=== Written instruction ===
Search the data below for the string "icon". Extract every line that contains it.

======== Task data ========

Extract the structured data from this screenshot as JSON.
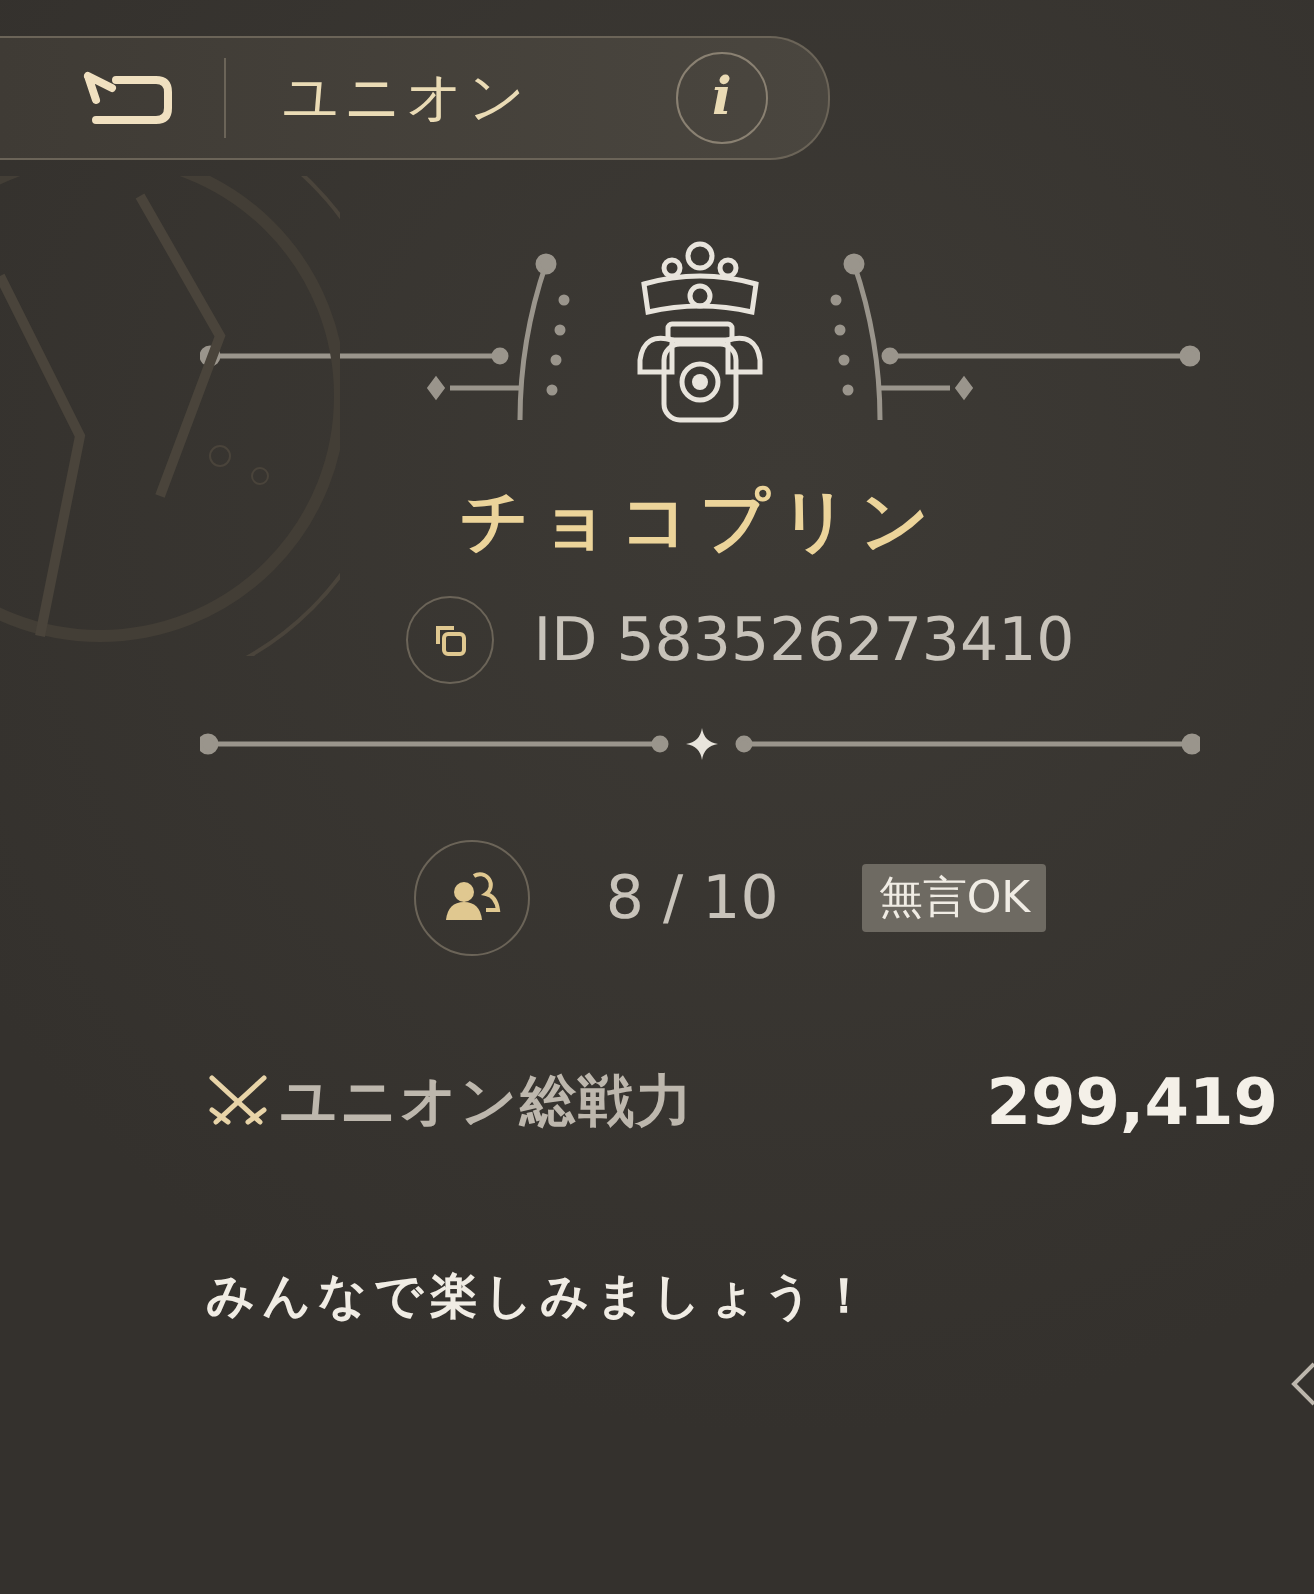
{
  "header": {
    "title": "ユニオン",
    "info_label": "i"
  },
  "union": {
    "name": "チョコプリン",
    "id": "ID 583526273410",
    "members": "8 / 10",
    "tag": "無言OK",
    "power_label": "ユニオン総戦力",
    "power_value": "299,419",
    "motto": "みんなで楽しみましょう！"
  }
}
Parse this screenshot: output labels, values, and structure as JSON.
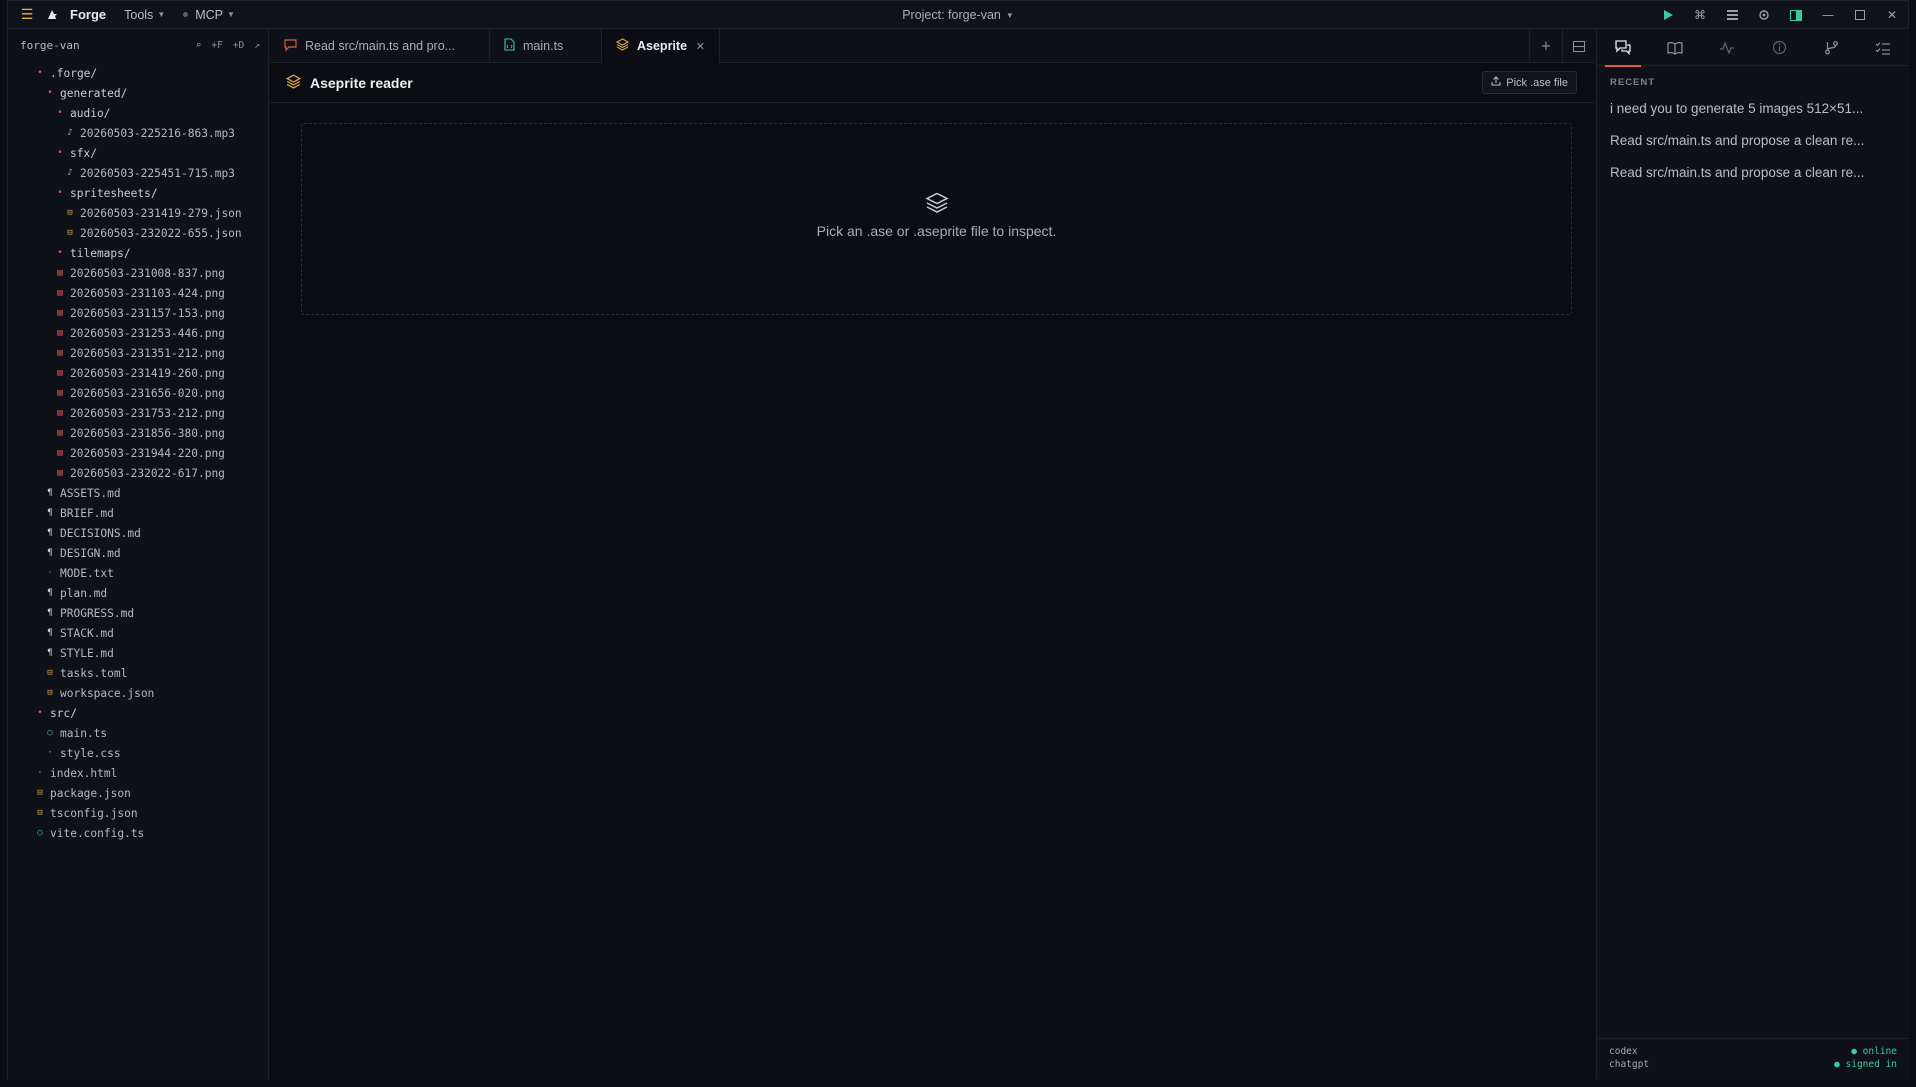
{
  "titlebar": {
    "app_name": "Forge",
    "tools_label": "Tools",
    "mcp_label": "MCP",
    "project_label": "Project: forge-van"
  },
  "sidebar": {
    "title": "forge-van",
    "actions": [
      "⌕",
      "+F",
      "+D",
      "↗"
    ],
    "tree": [
      {
        "name": ".forge/",
        "type": "folder",
        "depth": 0
      },
      {
        "name": "generated/",
        "type": "folder",
        "depth": 1
      },
      {
        "name": "audio/",
        "type": "folder",
        "depth": 2
      },
      {
        "name": "20260503-225216-863.mp3",
        "type": "audio",
        "depth": 3
      },
      {
        "name": "sfx/",
        "type": "folder",
        "depth": 2
      },
      {
        "name": "20260503-225451-715.mp3",
        "type": "audio",
        "depth": 3
      },
      {
        "name": "spritesheets/",
        "type": "folder",
        "depth": 2
      },
      {
        "name": "20260503-231419-279.json",
        "type": "json",
        "depth": 3
      },
      {
        "name": "20260503-232022-655.json",
        "type": "json",
        "depth": 3
      },
      {
        "name": "tilemaps/",
        "type": "folder",
        "depth": 2
      },
      {
        "name": "20260503-231008-837.png",
        "type": "png",
        "depth": 2
      },
      {
        "name": "20260503-231103-424.png",
        "type": "png",
        "depth": 2
      },
      {
        "name": "20260503-231157-153.png",
        "type": "png",
        "depth": 2
      },
      {
        "name": "20260503-231253-446.png",
        "type": "png",
        "depth": 2
      },
      {
        "name": "20260503-231351-212.png",
        "type": "png",
        "depth": 2
      },
      {
        "name": "20260503-231419-260.png",
        "type": "png",
        "depth": 2
      },
      {
        "name": "20260503-231656-020.png",
        "type": "png",
        "depth": 2
      },
      {
        "name": "20260503-231753-212.png",
        "type": "png",
        "depth": 2
      },
      {
        "name": "20260503-231856-380.png",
        "type": "png",
        "depth": 2
      },
      {
        "name": "20260503-231944-220.png",
        "type": "png",
        "depth": 2
      },
      {
        "name": "20260503-232022-617.png",
        "type": "png",
        "depth": 2
      },
      {
        "name": "ASSETS.md",
        "type": "md",
        "depth": 1
      },
      {
        "name": "BRIEF.md",
        "type": "md",
        "depth": 1
      },
      {
        "name": "DECISIONS.md",
        "type": "md",
        "depth": 1
      },
      {
        "name": "DESIGN.md",
        "type": "md",
        "depth": 1
      },
      {
        "name": "MODE.txt",
        "type": "txt",
        "depth": 1
      },
      {
        "name": "plan.md",
        "type": "md",
        "depth": 1
      },
      {
        "name": "PROGRESS.md",
        "type": "md",
        "depth": 1
      },
      {
        "name": "STACK.md",
        "type": "md",
        "depth": 1
      },
      {
        "name": "STYLE.md",
        "type": "md",
        "depth": 1
      },
      {
        "name": "tasks.toml",
        "type": "json",
        "depth": 1
      },
      {
        "name": "workspace.json",
        "type": "json",
        "depth": 1
      },
      {
        "name": "src/",
        "type": "folder",
        "depth": 0
      },
      {
        "name": "main.ts",
        "type": "ts",
        "depth": 1
      },
      {
        "name": "style.css",
        "type": "css",
        "depth": 1
      },
      {
        "name": "index.html",
        "type": "html",
        "depth": 0
      },
      {
        "name": "package.json",
        "type": "json",
        "depth": 0
      },
      {
        "name": "tsconfig.json",
        "type": "json",
        "depth": 0
      },
      {
        "name": "vite.config.ts",
        "type": "ts",
        "depth": 0
      }
    ]
  },
  "tabs": [
    {
      "label": "Read src/main.ts and pro...",
      "icon": "chat-icon"
    },
    {
      "label": "main.ts",
      "icon": "file-code-icon"
    },
    {
      "label": "Aseprite",
      "icon": "layers-icon",
      "active": true
    }
  ],
  "panel": {
    "title": "Aseprite reader",
    "pick_button": "Pick .ase file",
    "empty_text": "Pick an .ase or .aseprite file to inspect."
  },
  "right_panel": {
    "recent_label": "RECENT",
    "recent_items": [
      "i need you to generate 5 images 512×51...",
      "Read src/main.ts and propose a clean re...",
      "Read src/main.ts and propose a clean re..."
    ],
    "footer": [
      {
        "name": "codex",
        "status": "● online"
      },
      {
        "name": "chatgpt",
        "status": "● signed in"
      }
    ]
  },
  "colors": {
    "accent": "#e05a4b",
    "teal": "#3ec7a4",
    "folder": "#e05a4b",
    "json": "#d9a24a",
    "background": "#0b0d12"
  }
}
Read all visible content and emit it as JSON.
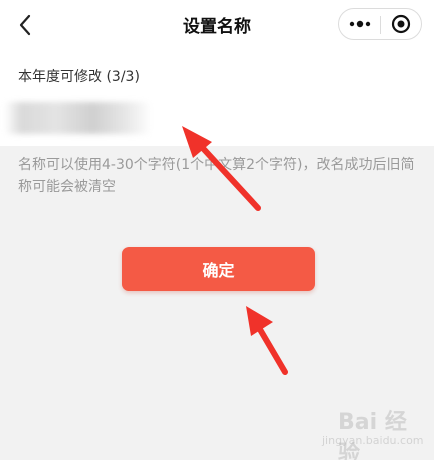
{
  "navbar": {
    "title": "设置名称",
    "back_icon": "chevron-left-icon",
    "more_icon": "more-dots-icon",
    "close_icon": "target-close-icon"
  },
  "form": {
    "quota_label": "本年度可修改 (3/3)",
    "name_value": "",
    "hint": "名称可以使用4-30个字符(1个中文算2个字符)，改名成功后旧简称可能会被清空"
  },
  "actions": {
    "confirm_label": "确定"
  },
  "watermark": {
    "text": "Bai 经验",
    "sub": "jingyan.baidu.com"
  },
  "colors": {
    "primary": "#f45a45",
    "arrow": "#f0322a",
    "background": "#f2f2f2"
  }
}
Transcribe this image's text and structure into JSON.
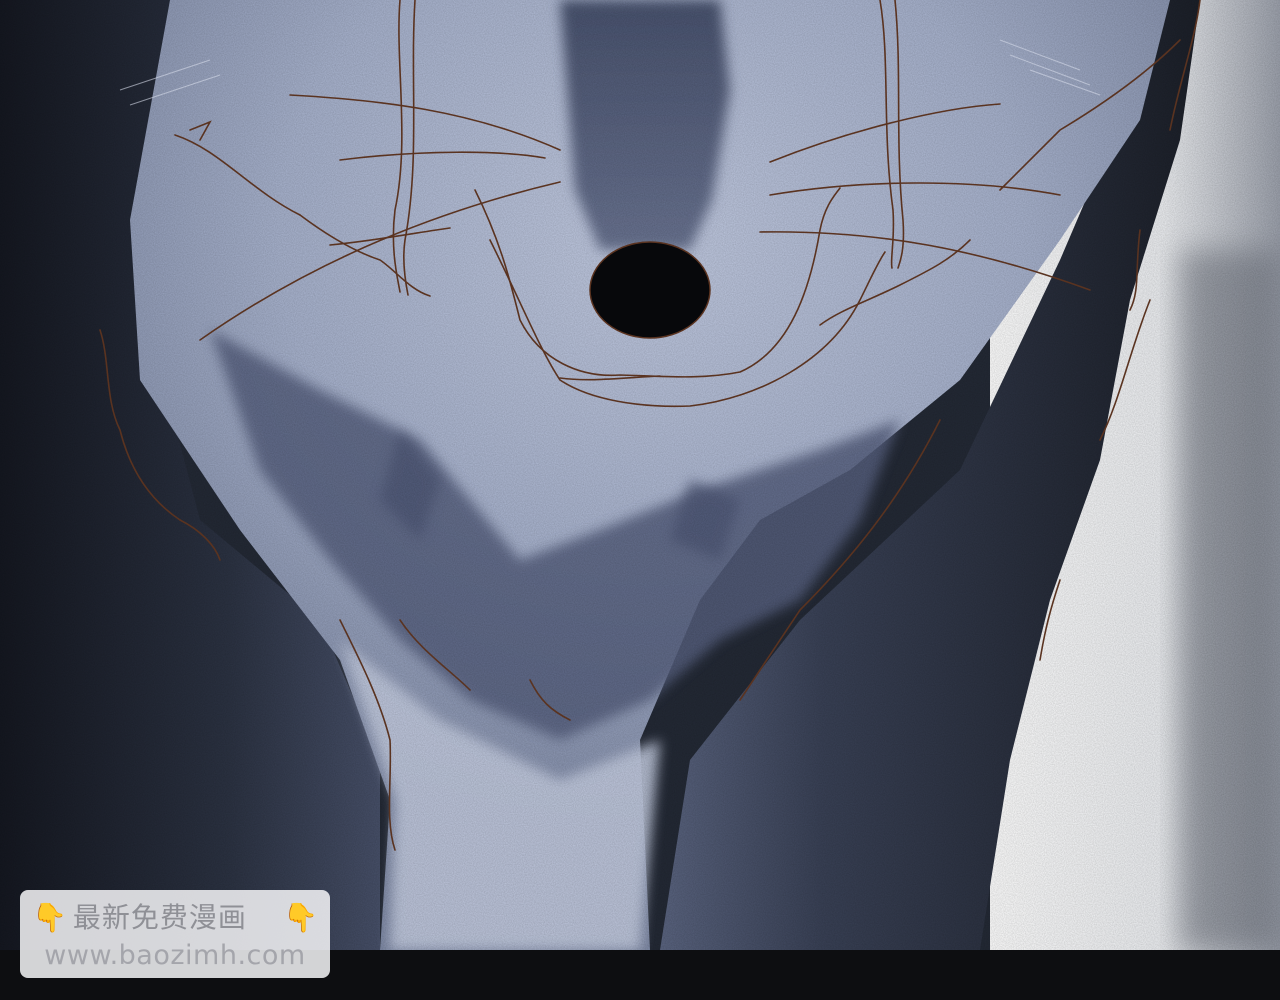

========

=== Task output ===
      "icon": "chat-icon"
      "icon": "file-code-icon"
      "icon": "layers-icon",
    "back_icon": "chevron-left-icon",
    "more_icon": "more-dots-icon",
    "close_icon": "target-close-icon"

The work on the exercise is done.